**DESCRIPTION OF THE TASK**. Could you repeat exactly the lines below, from the line containing "Type out the text in this image." through the last one, both included, while leaving out any pictures?

Stored items from a collection:
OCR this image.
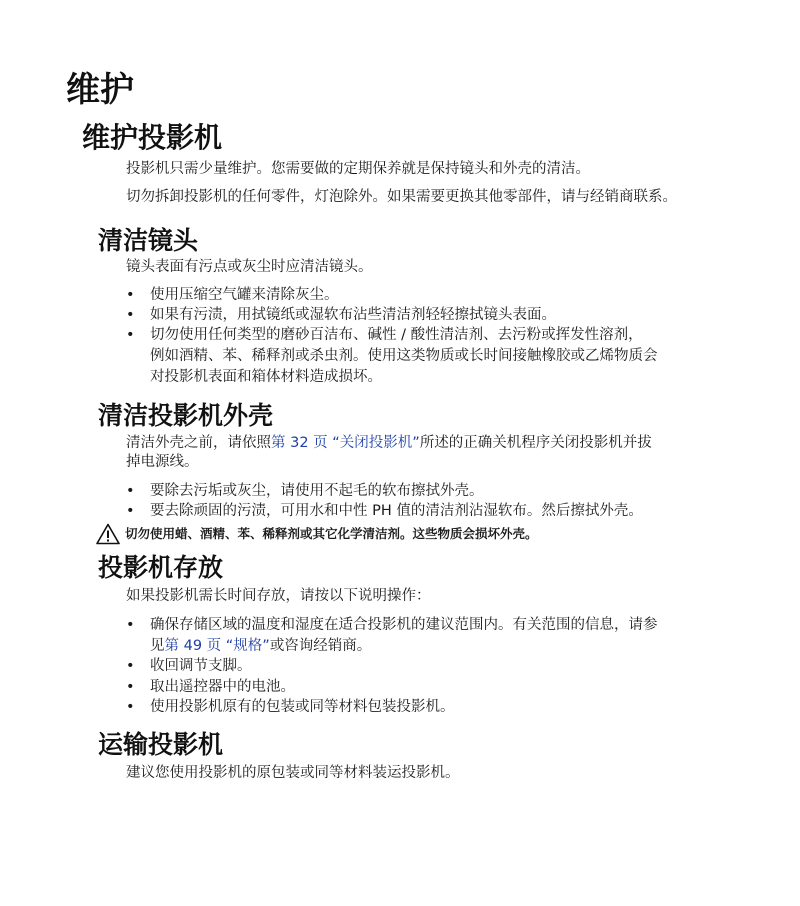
维护
维护投影机

投影机只需少量维护。您需要做的定期保养就是保持镜头和外壳的清洁。

切勿拆卸投影机的任何零件，灯泡除外。如果需要更换其他零部件，请与经销商联系。

清洁镜头

镜头表面有污点或灰尘时应清洁镜头。

•	使用压缩空气罐来清除灰尘。
•	如果有污渍，用拭镜纸或湿软布沾些清洁剂轻轻擦拭镜头表面。
•	切勿使用任何类型的磨砂百洁布、碱性 / 酸性清洁剂、去污粉或挥发性溶剂，
例如酒精、苯、稀释剂或杀虫剂。使用这类物质或长时间接触橡胶或乙烯物质会
对投影机表面和箱体材料造成损坏。
清洁投影机外壳

清洁外壳之前，请依照第 32 页 “关闭投影机”所述的正确关机程序关闭投影机并拔

掉电源线。

•	要除去污垢或灰尘，请使用不起毛的软布擦拭外壳。
•	要去除顽固的污渍，可用水和中性 PH 值的清洁剂沾湿软布。然后擦拭外壳。
切勿使用蜡、酒精、苯、稀释剂或其它化学清洁剂。这些物质会损坏外壳。
投影机存放

如果投影机需长时间存放，请按以下说明操作：

•	确保存储区域的温度和湿度在适合投影机的建议范围内。有关范围的信息，请参
见第 49 页 “规格”或咨询经销商。
•	收回调节支脚。
•	取出遥控器中的电池。
•	使用投影机原有的包装或同等材料包装投影机。
运输投影机

建议您使用投影机的原包装或同等材料装运投影机。
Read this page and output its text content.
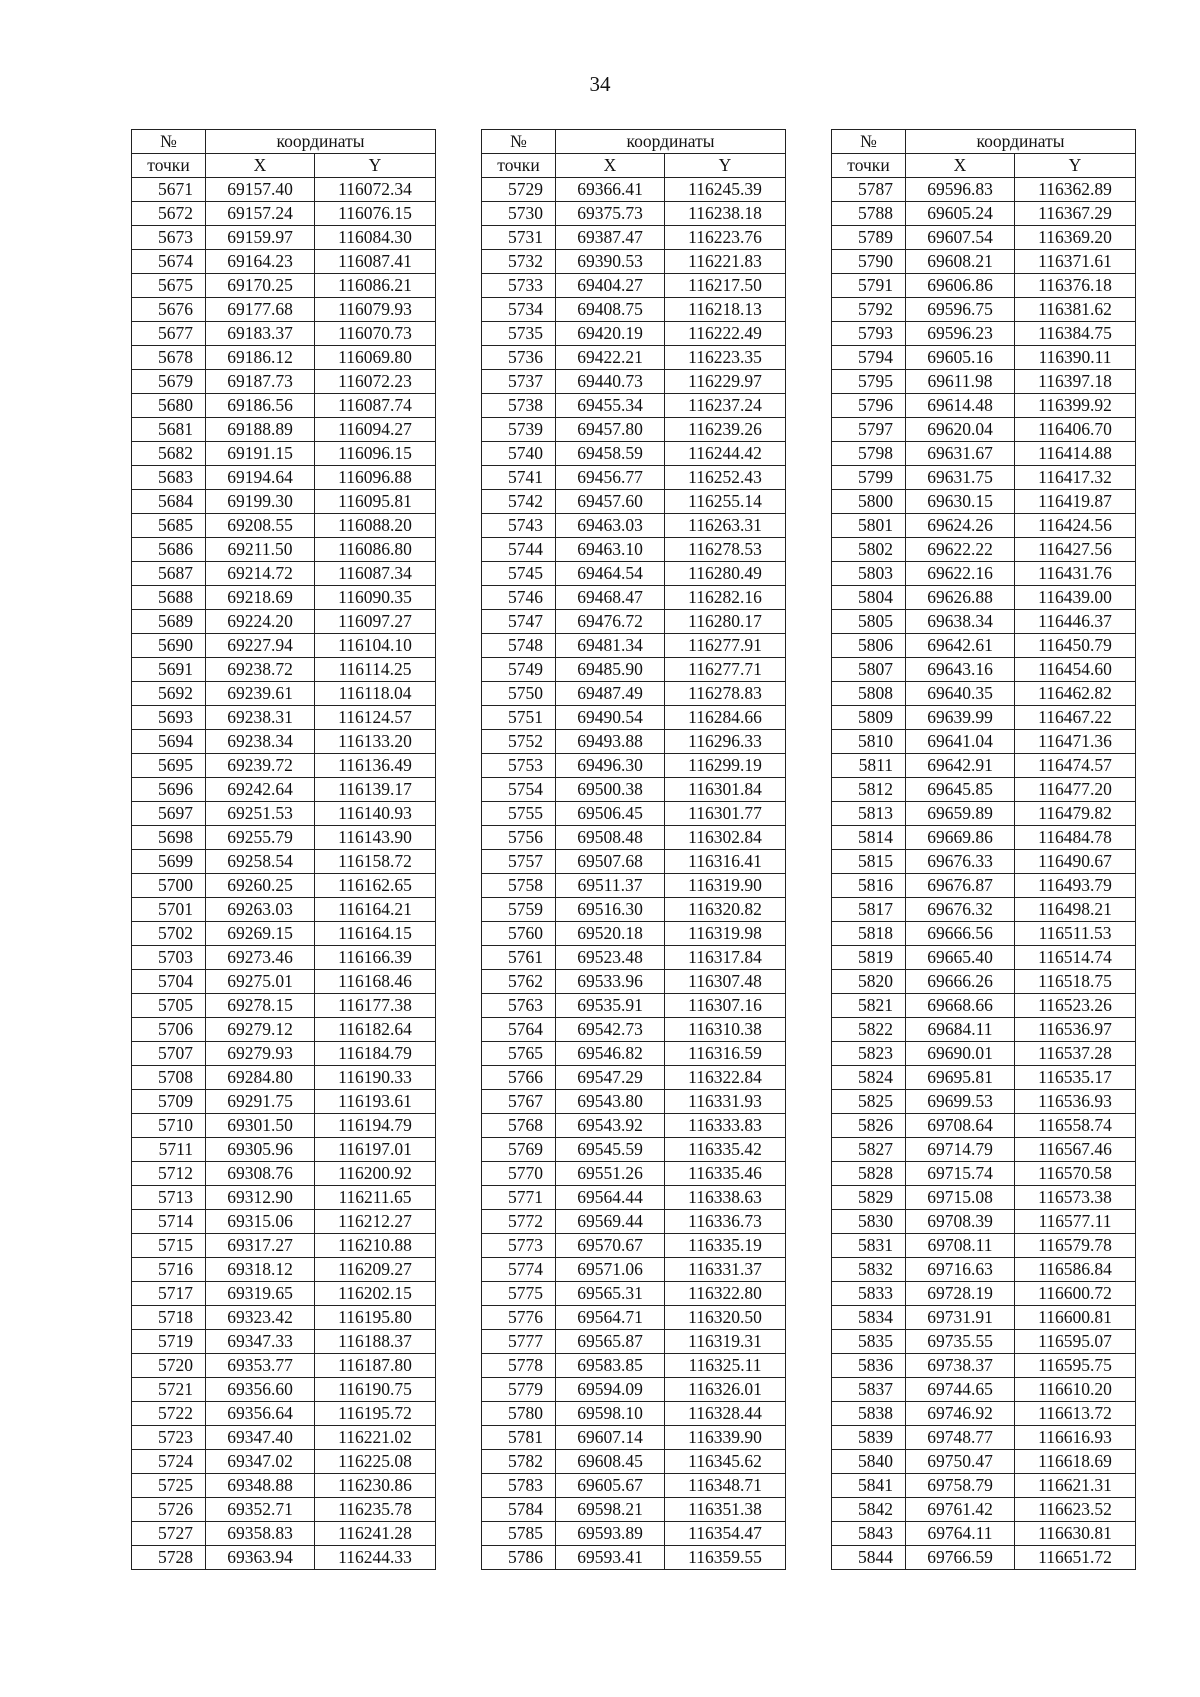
34
№	координаты	
точки	X	Y
5671	69157.40	116072.34
5672	69157.24	116076.15
5673	69159.97	116084.30
5674	69164.23	116087.41
5675	69170.25	116086.21
5676	69177.68	116079.93
5677	69183.37	116070.73
5678	69186.12	116069.80
5679	69187.73	116072.23
5680	69186.56	116087.74
5681	69188.89	116094.27
5682	69191.15	116096.15
5683	69194.64	116096.88
5684	69199.30	116095.81
5685	69208.55	116088.20
5686	69211.50	116086.80
5687	69214.72	116087.34
5688	69218.69	116090.35
5689	69224.20	116097.27
5690	69227.94	116104.10
5691	69238.72	116114.25
5692	69239.61	116118.04
5693	69238.31	116124.57
5694	69238.34	116133.20
5695	69239.72	116136.49
5696	69242.64	116139.17
5697	69251.53	116140.93
5698	69255.79	116143.90
5699	69258.54	116158.72
5700	69260.25	116162.65
5701	69263.03	116164.21
5702	69269.15	116164.15
5703	69273.46	116166.39
5704	69275.01	116168.46
5705	69278.15	116177.38
5706	69279.12	116182.64
5707	69279.93	116184.79
5708	69284.80	116190.33
5709	69291.75	116193.61
5710	69301.50	116194.79
5711	69305.96	116197.01
5712	69308.76	116200.92
5713	69312.90	116211.65
5714	69315.06	116212.27
5715	69317.27	116210.88
5716	69318.12	116209.27
5717	69319.65	116202.15
5718	69323.42	116195.80
5719	69347.33	116188.37
5720	69353.77	116187.80
5721	69356.60	116190.75
5722	69356.64	116195.72
5723	69347.40	116221.02
5724	69347.02	116225.08
5725	69348.88	116230.86
5726	69352.71	116235.78
5727	69358.83	116241.28
5728	69363.94	116244.33
№	координаты	
точки	X	Y
5729	69366.41	116245.39
5730	69375.73	116238.18
5731	69387.47	116223.76
5732	69390.53	116221.83
5733	69404.27	116217.50
5734	69408.75	116218.13
5735	69420.19	116222.49
5736	69422.21	116223.35
5737	69440.73	116229.97
5738	69455.34	116237.24
5739	69457.80	116239.26
5740	69458.59	116244.42
5741	69456.77	116252.43
5742	69457.60	116255.14
5743	69463.03	116263.31
5744	69463.10	116278.53
5745	69464.54	116280.49
5746	69468.47	116282.16
5747	69476.72	116280.17
5748	69481.34	116277.91
5749	69485.90	116277.71
5750	69487.49	116278.83
5751	69490.54	116284.66
5752	69493.88	116296.33
5753	69496.30	116299.19
5754	69500.38	116301.84
5755	69506.45	116301.77
5756	69508.48	116302.84
5757	69507.68	116316.41
5758	69511.37	116319.90
5759	69516.30	116320.82
5760	69520.18	116319.98
5761	69523.48	116317.84
5762	69533.96	116307.48
5763	69535.91	116307.16
5764	69542.73	116310.38
5765	69546.82	116316.59
5766	69547.29	116322.84
5767	69543.80	116331.93
5768	69543.92	116333.83
5769	69545.59	116335.42
5770	69551.26	116335.46
5771	69564.44	116338.63
5772	69569.44	116336.73
5773	69570.67	116335.19
5774	69571.06	116331.37
5775	69565.31	116322.80
5776	69564.71	116320.50
5777	69565.87	116319.31
5778	69583.85	116325.11
5779	69594.09	116326.01
5780	69598.10	116328.44
5781	69607.14	116339.90
5782	69608.45	116345.62
5783	69605.67	116348.71
5784	69598.21	116351.38
5785	69593.89	116354.47
5786	69593.41	116359.55
№	координаты	
точки	X	Y
5787	69596.83	116362.89
5788	69605.24	116367.29
5789	69607.54	116369.20
5790	69608.21	116371.61
5791	69606.86	116376.18
5792	69596.75	116381.62
5793	69596.23	116384.75
5794	69605.16	116390.11
5795	69611.98	116397.18
5796	69614.48	116399.92
5797	69620.04	116406.70
5798	69631.67	116414.88
5799	69631.75	116417.32
5800	69630.15	116419.87
5801	69624.26	116424.56
5802	69622.22	116427.56
5803	69622.16	116431.76
5804	69626.88	116439.00
5805	69638.34	116446.37
5806	69642.61	116450.79
5807	69643.16	116454.60
5808	69640.35	116462.82
5809	69639.99	116467.22
5810	69641.04	116471.36
5811	69642.91	116474.57
5812	69645.85	116477.20
5813	69659.89	116479.82
5814	69669.86	116484.78
5815	69676.33	116490.67
5816	69676.87	116493.79
5817	69676.32	116498.21
5818	69666.56	116511.53
5819	69665.40	116514.74
5820	69666.26	116518.75
5821	69668.66	116523.26
5822	69684.11	116536.97
5823	69690.01	116537.28
5824	69695.81	116535.17
5825	69699.53	116536.93
5826	69708.64	116558.74
5827	69714.79	116567.46
5828	69715.74	116570.58
5829	69715.08	116573.38
5830	69708.39	116577.11
5831	69708.11	116579.78
5832	69716.63	116586.84
5833	69728.19	116600.72
5834	69731.91	116600.81
5835	69735.55	116595.07
5836	69738.37	116595.75
5837	69744.65	116610.20
5838	69746.92	116613.72
5839	69748.77	116616.93
5840	69750.47	116618.69
5841	69758.79	116621.31
5842	69761.42	116623.52
5843	69764.11	116630.81
5844	69766.59	116651.72
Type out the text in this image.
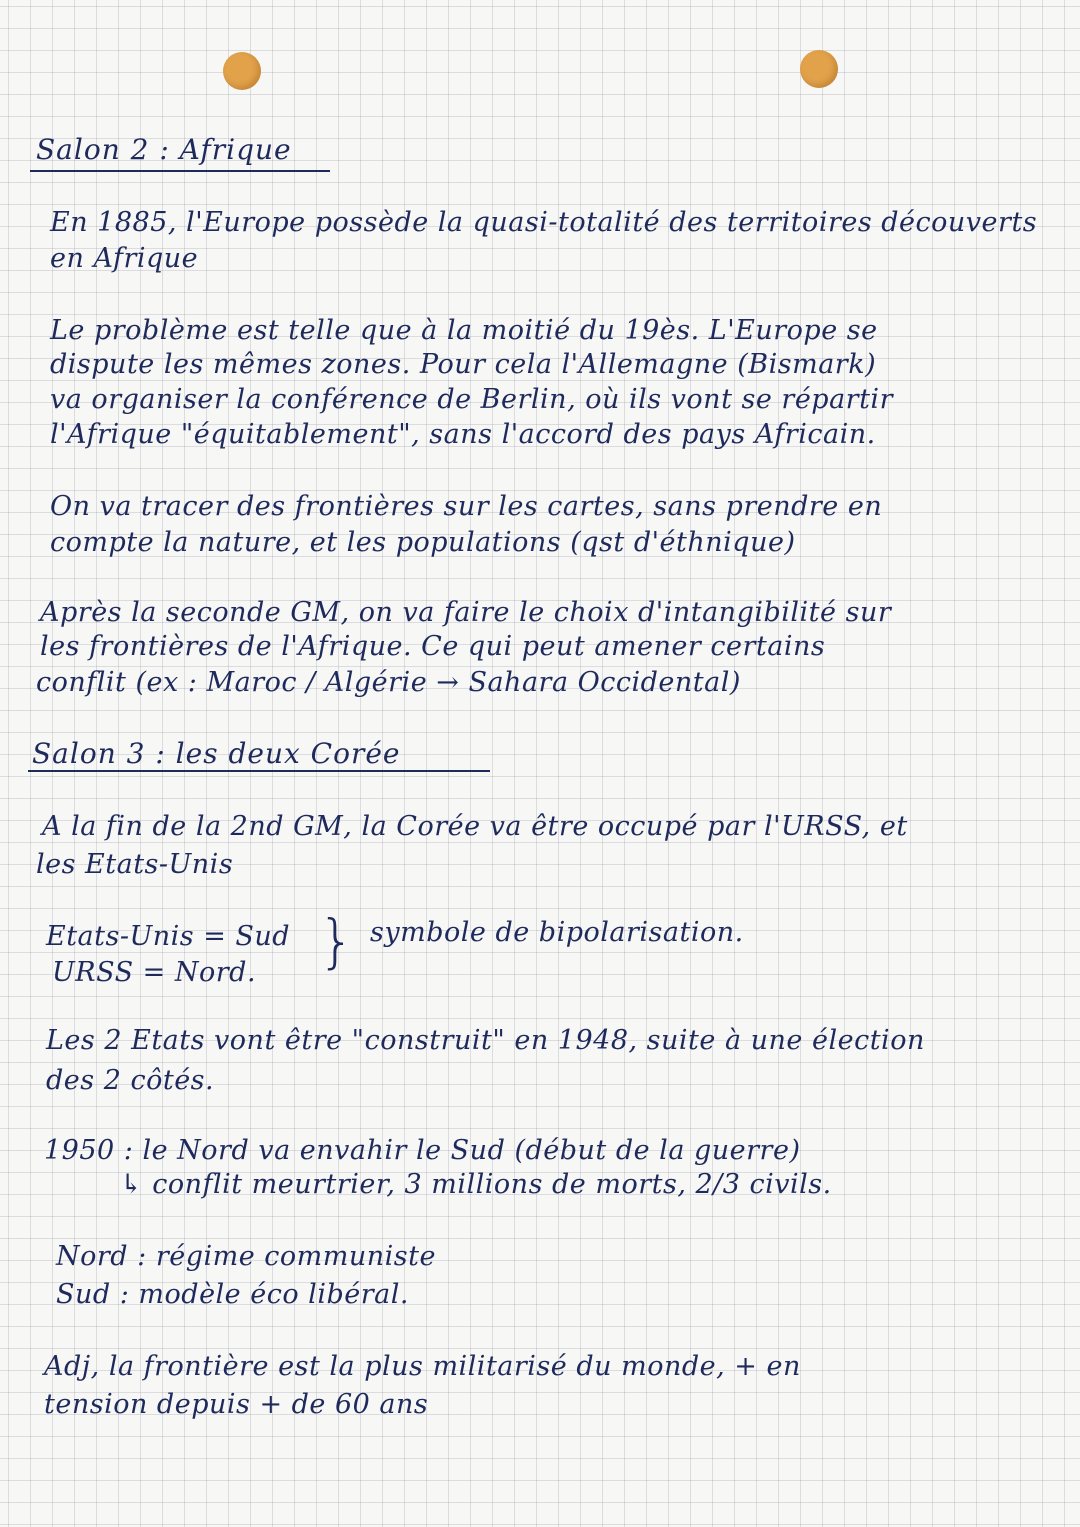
Salon 2 : Afrique
En 1885, l'Europe possède la quasi-totalité des territoires découverts
en Afrique
Le problème est telle que à la moitié du 19ès. L'Europe se
dispute les mêmes zones. Pour cela l'Allemagne (Bismark)
va organiser la conférence de Berlin, où ils vont se répartir
l'Afrique "équitablement", sans l'accord des pays Africain.
On va tracer des frontières sur les cartes, sans prendre en
compte la nature, et les populations (qst d'éthnique)
Après la seconde GM, on va faire le choix d'intangibilité sur
les frontières de l'Afrique. Ce qui peut amener certains
conflit (ex : Maroc / Algérie → Sahara Occidental)
Salon 3 : les deux Corée
A la fin de la 2nd GM, la Corée va être occupé par l'URSS, et
les Etats-Unis
Etats-Unis = Sud
URSS = Nord. } symbole de bipolarisation.
Les 2 Etats vont être "construit" en 1948, suite à une élection
des 2 côtés.
1950 : le Nord va envahir le Sud (début de la guerre)
↳ conflit meurtrier, 3 millions de morts, 2/3 civils.
Nord : régime communiste
Sud : modèle éco libéral.
Adj, la frontière est la plus militarisé du monde, + en
tension depuis + de 60 ans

**RESULT**.
Type out the text in this image.
Salon 2 : Afrique
En 1885, l'Europe possède la quasi-totalité des territoires découverts
en Afrique
Le problème est telle que à la moitié du 19ès. L'Europe se
dispute les mêmes zones. Pour cela l'Allemagne (Bismark)
va organiser la conférence de Berlin, où ils vont se répartir
l'Afrique "équitablement", sans l'accord des pays Africain.
On va tracer des frontières sur les cartes, sans prendre en
compte la nature, et les populations (qst d'éthnique)
Après la seconde GM, on va faire le choix d'intangibilité sur
les frontières de l'Afrique. Ce qui peut amener certains
conflit (ex : Maroc / Algérie → Sahara Occidental)
Salon 3 : les deux Corée
A la fin de la 2nd GM, la Corée va être occupé par l'URSS, et
les Etats-Unis
Etats-Unis = Sud
URSS = Nord. } symbole de bipolarisation.
Les 2 Etats vont être "construit" en 1948, suite à une élection
des 2 côtés.
1950 : le Nord va envahir le Sud (début de la guerre)
↳ conflit meurtrier, 3 millions de morts, 2/3 civils.
Nord : régime communiste
Sud : modèle éco libéral.
Adj, la frontière est la plus militarisé du monde, + en
tension depuis + de 60 ans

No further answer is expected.